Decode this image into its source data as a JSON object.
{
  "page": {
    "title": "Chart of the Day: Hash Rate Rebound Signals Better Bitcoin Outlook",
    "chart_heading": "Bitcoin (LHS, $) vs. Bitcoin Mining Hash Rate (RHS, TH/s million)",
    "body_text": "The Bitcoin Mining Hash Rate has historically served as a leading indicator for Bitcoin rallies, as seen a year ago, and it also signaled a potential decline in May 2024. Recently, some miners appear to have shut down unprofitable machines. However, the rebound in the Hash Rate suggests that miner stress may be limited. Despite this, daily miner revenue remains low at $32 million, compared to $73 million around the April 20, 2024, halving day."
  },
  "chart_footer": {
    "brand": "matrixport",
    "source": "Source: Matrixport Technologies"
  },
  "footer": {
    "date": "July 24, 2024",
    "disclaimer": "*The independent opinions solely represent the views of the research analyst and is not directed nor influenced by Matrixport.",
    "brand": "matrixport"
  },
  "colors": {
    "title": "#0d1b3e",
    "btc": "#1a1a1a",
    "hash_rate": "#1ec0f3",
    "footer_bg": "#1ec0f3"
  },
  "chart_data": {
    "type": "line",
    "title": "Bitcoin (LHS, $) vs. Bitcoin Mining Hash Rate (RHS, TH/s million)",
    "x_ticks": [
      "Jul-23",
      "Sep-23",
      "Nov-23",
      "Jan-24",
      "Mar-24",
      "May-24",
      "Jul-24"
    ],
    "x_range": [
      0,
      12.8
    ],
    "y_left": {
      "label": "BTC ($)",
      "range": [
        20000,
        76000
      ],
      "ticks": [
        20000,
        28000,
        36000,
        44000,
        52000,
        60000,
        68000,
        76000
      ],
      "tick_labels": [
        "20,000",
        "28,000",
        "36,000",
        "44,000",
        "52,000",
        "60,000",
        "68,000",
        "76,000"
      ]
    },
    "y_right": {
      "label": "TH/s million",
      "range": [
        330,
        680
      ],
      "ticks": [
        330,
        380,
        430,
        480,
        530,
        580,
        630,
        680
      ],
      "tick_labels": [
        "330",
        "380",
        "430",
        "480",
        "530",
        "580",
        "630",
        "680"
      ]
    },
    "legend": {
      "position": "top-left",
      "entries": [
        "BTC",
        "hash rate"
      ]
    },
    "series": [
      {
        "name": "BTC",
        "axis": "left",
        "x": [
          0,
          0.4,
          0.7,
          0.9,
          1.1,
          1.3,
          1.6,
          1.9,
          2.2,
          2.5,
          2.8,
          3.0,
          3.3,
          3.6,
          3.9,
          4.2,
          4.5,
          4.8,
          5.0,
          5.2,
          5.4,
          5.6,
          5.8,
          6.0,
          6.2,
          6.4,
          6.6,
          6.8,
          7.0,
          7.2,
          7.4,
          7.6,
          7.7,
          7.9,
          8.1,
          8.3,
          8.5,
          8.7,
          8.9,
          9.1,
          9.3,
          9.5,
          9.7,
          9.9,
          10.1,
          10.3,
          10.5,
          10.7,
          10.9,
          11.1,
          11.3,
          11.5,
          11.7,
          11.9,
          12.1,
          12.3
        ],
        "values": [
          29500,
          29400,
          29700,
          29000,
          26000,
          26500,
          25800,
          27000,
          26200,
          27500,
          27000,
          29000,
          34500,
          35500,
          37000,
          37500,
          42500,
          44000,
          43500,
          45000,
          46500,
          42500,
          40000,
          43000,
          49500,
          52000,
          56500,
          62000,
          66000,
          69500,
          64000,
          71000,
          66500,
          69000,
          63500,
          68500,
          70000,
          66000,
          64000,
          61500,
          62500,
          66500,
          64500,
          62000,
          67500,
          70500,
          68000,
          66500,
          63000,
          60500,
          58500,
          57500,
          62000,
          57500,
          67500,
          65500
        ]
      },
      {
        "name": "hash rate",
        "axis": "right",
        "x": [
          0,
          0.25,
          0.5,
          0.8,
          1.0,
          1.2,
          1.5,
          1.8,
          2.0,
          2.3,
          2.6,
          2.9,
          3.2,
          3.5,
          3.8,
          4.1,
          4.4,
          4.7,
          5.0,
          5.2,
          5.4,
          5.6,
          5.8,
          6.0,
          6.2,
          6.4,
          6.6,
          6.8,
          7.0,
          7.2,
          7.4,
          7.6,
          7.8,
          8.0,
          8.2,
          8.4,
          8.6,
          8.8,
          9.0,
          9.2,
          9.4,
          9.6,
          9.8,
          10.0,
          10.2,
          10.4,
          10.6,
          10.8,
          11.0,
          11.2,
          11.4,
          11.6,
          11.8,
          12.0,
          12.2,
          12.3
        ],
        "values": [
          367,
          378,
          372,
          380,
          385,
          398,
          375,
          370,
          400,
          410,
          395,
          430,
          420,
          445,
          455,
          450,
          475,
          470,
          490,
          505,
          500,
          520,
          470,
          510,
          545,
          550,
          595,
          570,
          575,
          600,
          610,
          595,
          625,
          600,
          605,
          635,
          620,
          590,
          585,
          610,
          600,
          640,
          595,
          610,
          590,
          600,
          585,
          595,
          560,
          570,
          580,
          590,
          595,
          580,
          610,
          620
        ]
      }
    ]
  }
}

» **TASK GOAL**
List all lines above in which the string "source" appears.

» **FINAL RESULT**
Decode this image into its source data as a JSON object.
    "source": "Source: Matrixport Technologies"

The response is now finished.